What is expected:
Repeat the records below exactly.

Stored rows:
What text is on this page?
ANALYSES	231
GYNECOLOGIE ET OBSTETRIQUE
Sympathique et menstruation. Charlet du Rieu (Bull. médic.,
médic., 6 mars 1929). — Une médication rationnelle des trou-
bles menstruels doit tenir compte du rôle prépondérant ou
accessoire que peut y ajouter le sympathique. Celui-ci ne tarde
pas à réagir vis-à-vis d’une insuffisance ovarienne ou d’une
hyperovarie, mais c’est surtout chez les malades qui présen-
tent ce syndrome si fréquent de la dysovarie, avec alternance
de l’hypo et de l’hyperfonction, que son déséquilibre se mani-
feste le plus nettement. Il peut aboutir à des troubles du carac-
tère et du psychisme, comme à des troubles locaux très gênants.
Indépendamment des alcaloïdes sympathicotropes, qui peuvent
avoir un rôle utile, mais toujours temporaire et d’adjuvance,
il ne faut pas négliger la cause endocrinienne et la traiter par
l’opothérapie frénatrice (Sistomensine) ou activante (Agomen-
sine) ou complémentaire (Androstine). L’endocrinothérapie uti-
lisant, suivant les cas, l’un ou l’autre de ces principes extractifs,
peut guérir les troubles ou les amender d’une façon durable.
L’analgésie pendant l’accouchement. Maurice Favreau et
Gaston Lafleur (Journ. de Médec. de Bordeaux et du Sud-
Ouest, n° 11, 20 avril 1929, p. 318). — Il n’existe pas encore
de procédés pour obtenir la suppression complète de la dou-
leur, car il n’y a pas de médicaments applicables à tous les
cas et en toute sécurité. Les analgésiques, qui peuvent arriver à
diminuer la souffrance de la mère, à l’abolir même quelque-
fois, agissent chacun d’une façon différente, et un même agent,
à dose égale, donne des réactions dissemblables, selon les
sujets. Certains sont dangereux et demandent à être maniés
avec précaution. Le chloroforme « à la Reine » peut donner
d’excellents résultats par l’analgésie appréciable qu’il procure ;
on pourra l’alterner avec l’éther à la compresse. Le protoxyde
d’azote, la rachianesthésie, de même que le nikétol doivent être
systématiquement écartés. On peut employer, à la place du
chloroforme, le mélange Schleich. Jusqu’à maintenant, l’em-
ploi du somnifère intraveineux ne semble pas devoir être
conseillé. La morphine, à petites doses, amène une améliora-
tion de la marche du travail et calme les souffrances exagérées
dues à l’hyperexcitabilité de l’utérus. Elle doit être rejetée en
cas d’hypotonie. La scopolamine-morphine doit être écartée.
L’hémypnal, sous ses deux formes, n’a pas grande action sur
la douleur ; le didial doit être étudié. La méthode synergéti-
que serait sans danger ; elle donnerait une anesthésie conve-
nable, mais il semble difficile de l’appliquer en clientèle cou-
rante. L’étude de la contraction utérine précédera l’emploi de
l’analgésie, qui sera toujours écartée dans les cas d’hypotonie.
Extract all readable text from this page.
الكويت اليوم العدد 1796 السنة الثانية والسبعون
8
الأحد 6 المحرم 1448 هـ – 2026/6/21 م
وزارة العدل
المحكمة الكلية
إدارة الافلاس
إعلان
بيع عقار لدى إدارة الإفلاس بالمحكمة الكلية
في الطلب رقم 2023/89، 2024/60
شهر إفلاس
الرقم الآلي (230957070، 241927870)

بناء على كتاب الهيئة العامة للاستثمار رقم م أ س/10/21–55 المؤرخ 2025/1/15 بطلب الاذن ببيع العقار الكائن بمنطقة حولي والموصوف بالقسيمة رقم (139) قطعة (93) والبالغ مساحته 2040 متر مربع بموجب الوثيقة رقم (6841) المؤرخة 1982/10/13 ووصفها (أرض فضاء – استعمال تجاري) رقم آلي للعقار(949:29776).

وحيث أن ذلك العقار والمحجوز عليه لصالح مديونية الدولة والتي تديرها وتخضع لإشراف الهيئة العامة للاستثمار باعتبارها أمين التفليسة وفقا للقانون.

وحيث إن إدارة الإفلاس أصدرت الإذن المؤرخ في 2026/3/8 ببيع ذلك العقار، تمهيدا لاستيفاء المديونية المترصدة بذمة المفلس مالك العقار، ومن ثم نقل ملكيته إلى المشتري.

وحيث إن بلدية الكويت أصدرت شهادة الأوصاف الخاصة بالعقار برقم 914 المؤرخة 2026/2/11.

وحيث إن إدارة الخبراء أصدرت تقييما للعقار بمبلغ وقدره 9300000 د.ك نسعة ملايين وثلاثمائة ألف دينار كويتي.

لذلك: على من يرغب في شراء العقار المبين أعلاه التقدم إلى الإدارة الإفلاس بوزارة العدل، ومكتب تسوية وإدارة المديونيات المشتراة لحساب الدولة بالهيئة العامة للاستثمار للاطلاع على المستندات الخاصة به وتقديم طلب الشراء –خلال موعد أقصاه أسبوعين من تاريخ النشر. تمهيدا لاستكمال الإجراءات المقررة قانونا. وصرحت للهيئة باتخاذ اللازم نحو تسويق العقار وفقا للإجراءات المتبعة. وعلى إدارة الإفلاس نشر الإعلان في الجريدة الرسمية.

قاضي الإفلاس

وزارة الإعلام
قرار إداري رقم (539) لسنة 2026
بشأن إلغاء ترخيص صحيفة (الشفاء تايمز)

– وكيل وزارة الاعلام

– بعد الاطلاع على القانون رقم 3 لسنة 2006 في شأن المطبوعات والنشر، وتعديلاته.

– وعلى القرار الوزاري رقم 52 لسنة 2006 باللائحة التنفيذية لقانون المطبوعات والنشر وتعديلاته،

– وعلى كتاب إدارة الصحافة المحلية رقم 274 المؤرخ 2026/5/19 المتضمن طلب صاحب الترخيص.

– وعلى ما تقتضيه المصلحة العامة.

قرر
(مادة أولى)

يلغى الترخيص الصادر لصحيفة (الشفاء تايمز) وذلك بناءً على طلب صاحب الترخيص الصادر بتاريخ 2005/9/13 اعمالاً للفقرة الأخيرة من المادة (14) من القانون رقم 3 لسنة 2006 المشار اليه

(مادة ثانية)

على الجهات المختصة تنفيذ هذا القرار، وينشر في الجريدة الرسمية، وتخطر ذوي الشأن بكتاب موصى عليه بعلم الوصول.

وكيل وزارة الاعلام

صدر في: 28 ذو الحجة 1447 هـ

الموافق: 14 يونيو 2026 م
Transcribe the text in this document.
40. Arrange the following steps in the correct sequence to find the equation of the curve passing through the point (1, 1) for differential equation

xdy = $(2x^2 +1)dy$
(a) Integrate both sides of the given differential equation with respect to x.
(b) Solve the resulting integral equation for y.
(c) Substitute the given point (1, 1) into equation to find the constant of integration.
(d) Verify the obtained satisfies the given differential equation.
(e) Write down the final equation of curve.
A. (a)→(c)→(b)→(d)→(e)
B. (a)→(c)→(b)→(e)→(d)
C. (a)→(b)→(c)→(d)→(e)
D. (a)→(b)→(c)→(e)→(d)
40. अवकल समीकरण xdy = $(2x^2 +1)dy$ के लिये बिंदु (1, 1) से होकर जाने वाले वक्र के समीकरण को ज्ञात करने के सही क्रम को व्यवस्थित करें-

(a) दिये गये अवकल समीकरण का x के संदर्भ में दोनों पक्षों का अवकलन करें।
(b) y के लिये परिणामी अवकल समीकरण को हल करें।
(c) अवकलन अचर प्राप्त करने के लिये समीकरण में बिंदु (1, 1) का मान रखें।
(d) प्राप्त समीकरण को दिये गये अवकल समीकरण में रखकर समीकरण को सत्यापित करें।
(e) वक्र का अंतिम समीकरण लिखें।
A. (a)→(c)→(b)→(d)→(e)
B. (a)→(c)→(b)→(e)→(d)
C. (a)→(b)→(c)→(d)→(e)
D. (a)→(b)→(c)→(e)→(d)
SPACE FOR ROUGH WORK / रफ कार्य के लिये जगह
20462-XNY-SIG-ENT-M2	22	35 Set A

Response to the exercise:
What text is on this page?
ANALYSES	231
GYNECOLOGIE ET OBSTETRIQUE
Sympathique et menstruation. Charlet du Rieu (Bull. médic.,
médic., 6 mars 1929). — Une médication rationnelle des trou-
bles menstruels doit tenir compte du rôle prépondérant ou
accessoire que peut y ajouter le sympathique. Celui-ci ne tarde
pas à réagir vis-à-vis d’une insuffisance ovarienne ou d’une
hyperovarie, mais c’est surtout chez les malades qui présen-
tent ce syndrome si fréquent de la dysovarie, avec alternance
de l’hypo et de l’hyperfonction, que son déséquilibre se mani-
feste le plus nettement. Il peut aboutir à des troubles du carac-
tère et du psychisme, comme à des troubles locaux très gênants.
Indépendamment des alcaloïdes sympathicotropes, qui peuvent
avoir un rôle utile, mais toujours temporaire et d’adjuvance,
il ne faut pas négliger la cause endocrinienne et la traiter par
l’opothérapie frénatrice (Sistomensine) ou activante (Agomen-
sine) ou complémentaire (Androstine). L’endocrinothérapie uti-
lisant, suivant les cas, l’un ou l’autre de ces principes extractifs,
peut guérir les troubles ou les amender d’une façon durable.
L’analgésie pendant l’accouchement. Maurice Favreau et
Gaston Lafleur (Journ. de Médec. de Bordeaux et du Sud-
Ouest, n° 11, 20 avril 1929, p. 318). — Il n’existe pas encore
de procédés pour obtenir la suppression complète de la dou-
leur, car il n’y a pas de médicaments applicables à tous les
cas et en toute sécurité. Les analgésiques, qui peuvent arriver à
diminuer la souffrance de la mère, à l’abolir même quelque-
fois, agissent chacun d’une façon différente, et un même agent,
à dose égale, donne des réactions dissemblables, selon les
sujets. Certains sont dangereux et demandent à être maniés
avec précaution. Le chloroforme « à la Reine » peut donner
d’excellents résultats par l’analgésie appréciable qu’il procure ;
on pourra l’alterner avec l’éther à la compresse. Le protoxyde
d’azote, la rachianesthésie, de même que le nikétol doivent être
systématiquement écartés. On peut employer, à la place du
chloroforme, le mélange Schleich. Jusqu’à maintenant, l’em-
ploi du somnifère intraveineux ne semble pas devoir être
conseillé. La morphine, à petites doses, amène une améliora-
tion de la marche du travail et calme les souffrances exagérées
dues à l’hyperexcitabilité de l’utérus. Elle doit être rejetée en
cas d’hypotonie. La scopolamine-morphine doit être écartée.
L’hémypnal, sous ses deux formes, n’a pas grande action sur
la douleur ; le didial doit être étudié. La méthode synergéti-
que serait sans danger ; elle donnerait une anesthésie conve-
nable, mais il semble difficile de l’appliquer en clientèle cou-
rante. L’étude de la contraction utérine précédera l’emploi de
l’analgésie, qui sera toujours écartée dans les cas d’hypotonie.
Extract all readable text from this page.
الكويت اليوم العدد 1796 السنة الثانية والسبعون
8
الأحد 6 المحرم 1448 هـ – 2026/6/21 م
وزارة العدل
المحكمة الكلية
إدارة الافلاس
إعلان
بيع عقار لدى إدارة الإفلاس بالمحكمة الكلية
في الطلب رقم 2023/89، 2024/60
شهر إفلاس
الرقم الآلي (230957070، 241927870)

بناء على كتاب الهيئة العامة للاستثمار رقم م أ س/10/21–55 المؤرخ 2025/1/15 بطلب الاذن ببيع العقار الكائن بمنطقة حولي والموصوف بالقسيمة رقم (139) قطعة (93) والبالغ مساحته 2040 متر مربع بموجب الوثيقة رقم (6841) المؤرخة 1982/10/13 ووصفها (أرض فضاء – استعمال تجاري) رقم آلي للعقار(949:29776).

وحيث أن ذلك العقار والمحجوز عليه لصالح مديونية الدولة والتي تديرها وتخضع لإشراف الهيئة العامة للاستثمار باعتبارها أمين التفليسة وفقا للقانون.

وحيث إن إدارة الإفلاس أصدرت الإذن المؤرخ في 2026/3/8 ببيع ذلك العقار، تمهيدا لاستيفاء المديونية المترصدة بذمة المفلس مالك العقار، ومن ثم نقل ملكيته إلى المشتري.

وحيث إن بلدية الكويت أصدرت شهادة الأوصاف الخاصة بالعقار برقم 914 المؤرخة 2026/2/11.

وحيث إن إدارة الخبراء أصدرت تقييما للعقار بمبلغ وقدره 9300000 د.ك نسعة ملايين وثلاثمائة ألف دينار كويتي.

لذلك: على من يرغب في شراء العقار المبين أعلاه التقدم إلى الإدارة الإفلاس بوزارة العدل، ومكتب تسوية وإدارة المديونيات المشتراة لحساب الدولة بالهيئة العامة للاستثمار للاطلاع على المستندات الخاصة به وتقديم طلب الشراء –خلال موعد أقصاه أسبوعين من تاريخ النشر. تمهيدا لاستكمال الإجراءات المقررة قانونا. وصرحت للهيئة باتخاذ اللازم نحو تسويق العقار وفقا للإجراءات المتبعة. وعلى إدارة الإفلاس نشر الإعلان في الجريدة الرسمية.

قاضي الإفلاس

وزارة الإعلام
قرار إداري رقم (539) لسنة 2026
بشأن إلغاء ترخيص صحيفة (الشفاء تايمز)

– وكيل وزارة الاعلام

– بعد الاطلاع على القانون رقم 3 لسنة 2006 في شأن المطبوعات والنشر، وتعديلاته.

– وعلى القرار الوزاري رقم 52 لسنة 2006 باللائحة التنفيذية لقانون المطبوعات والنشر وتعديلاته،

– وعلى كتاب إدارة الصحافة المحلية رقم 274 المؤرخ 2026/5/19 المتضمن طلب صاحب الترخيص.

– وعلى ما تقتضيه المصلحة العامة.

قرر
(مادة أولى)

يلغى الترخيص الصادر لصحيفة (الشفاء تايمز) وذلك بناءً على طلب صاحب الترخيص الصادر بتاريخ 2005/9/13 اعمالاً للفقرة الأخيرة من المادة (14) من القانون رقم 3 لسنة 2006 المشار اليه

(مادة ثانية)

على الجهات المختصة تنفيذ هذا القرار، وينشر في الجريدة الرسمية، وتخطر ذوي الشأن بكتاب موصى عليه بعلم الوصول.

وكيل وزارة الاعلام

صدر في: 28 ذو الحجة 1447 هـ

الموافق: 14 يونيو 2026 م
Transcribe the text in this document.
40. Arrange the following steps in the correct sequence to find the equation of the curve passing through the point (1, 1) for differential equation

xdy = $(2x^2 +1)dy$
(a) Integrate both sides of the given differential equation with respect to x.
(b) Solve the resulting integral equation for y.
(c) Substitute the given point (1, 1) into equation to find the constant of integration.
(d) Verify the obtained satisfies the given differential equation.
(e) Write down the final equation of curve.
A. (a)→(c)→(b)→(d)→(e)
B. (a)→(c)→(b)→(e)→(d)
C. (a)→(b)→(c)→(d)→(e)
D. (a)→(b)→(c)→(e)→(d)
40. अवकल समीकरण xdy = $(2x^2 +1)dy$ के लिये बिंदु (1, 1) से होकर जाने वाले वक्र के समीकरण को ज्ञात करने के सही क्रम को व्यवस्थित करें-

(a) दिये गये अवकल समीकरण का x के संदर्भ में दोनों पक्षों का अवकलन करें।
(b) y के लिये परिणामी अवकल समीकरण को हल करें।
(c) अवकलन अचर प्राप्त करने के लिये समीकरण में बिंदु (1, 1) का मान रखें।
(d) प्राप्त समीकरण को दिये गये अवकल समीकरण में रखकर समीकरण को सत्यापित करें।
(e) वक्र का अंतिम समीकरण लिखें।
A. (a)→(c)→(b)→(d)→(e)
B. (a)→(c)→(b)→(e)→(d)
C. (a)→(b)→(c)→(d)→(e)
D. (a)→(b)→(c)→(e)→(d)
SPACE FOR ROUGH WORK / रफ कार्य के लिये जगह
20462-XNY-SIG-ENT-M2	22	35 Set A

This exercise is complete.